REQUIRED TASKS>
**A)** Answer these questions using the bylaws text:
(i) Which three kinds of securities is the Company barred from issuing?
(ii) Within what period after the end of the fiscal year must the Shareholders' Meeting hold its ordinary meetings?
(iii) At least how many days in advance must holders of book-entry shares deposit their receipts with the Company?
**B)** Reproduce the part of the bylaws text starting at "Paragraph 2 –" and ending at "participation in meetings.", word for word.
:: TEXT TO READ
Article 9 – Compensation Plans. The Company may, by resolution of the Board of Directors and upon approval of the General Meeting, to institute a stock option plan or other share-based compensation models, without preemptive rights in the events provided for in the applicable regulations, to managers, employees and natural persons to the Company’s service providers, and their direct or indirect subsidiaries.
Article 10 – Preferred shares, fruition shares and profit-sharing bonds. The Company cannot issue preferred shares, fruition shares or profit-sharing bonds.
Article 11 – Withdrawal Right Reimbursement. In compliance with Article 45 of the Brazilian Corporation Law, the reimbursement payable to dissenting shareholders shall be based on the Company’s book value verified in the last balance sheet approved by the Shareholders’ Meeting.
Article 12 – Periodicity. The Shareholders’ Meeting, with the authority provided for by laws and in these Bylaws, shall hold ordinary meetings within the four (4) first months following the end of the fiscal year, and extraordinarily whenever the Company’s interests so require.
Paragraph 1 – Attorneys-in-fact representation. The shareholders to be represented by attorneys-in-fact at Shareholders’ Meeting shall submit their powers of attorney, forbidding the use of powers of attorney granted electronically.
Paragraph 2 – Legitimacy – Book-entry shares. The holders of book-entry shares or held under custody shall deposit with the Company, at least, three (3) days in advance, the receipts issued by depositary financial institutions, as well as the documents evidencing the powers of attorney as condition for their participation in meetings.
::::
:: INFORMATION PROVIDED
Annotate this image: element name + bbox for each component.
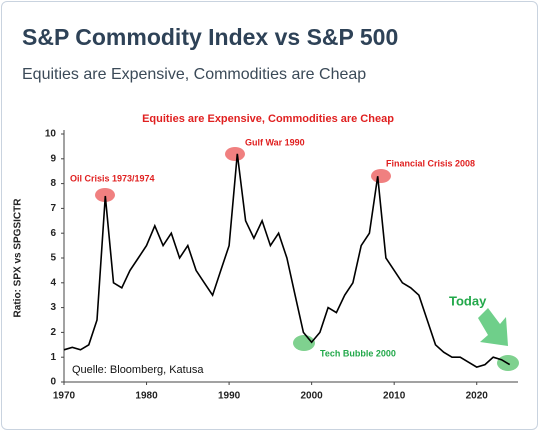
::::
THE ANSWERS>
**A)**
(i) Preferred shares, fruition shares and profit-sharing bonds.
(ii) Within the first four (4) months following the end of the fiscal year.
(iii) At least three (3) days.

**B)**
Paragraph 2 – Legitimacy – Book-entry shares. The holders of book-entry shares or held under custody shall deposit with the Company, at least, three (3) days in advance, the receipts issued by depositary financial institutions, as well as the documents evidencing the powers of attorney as condition for their participation in meetings.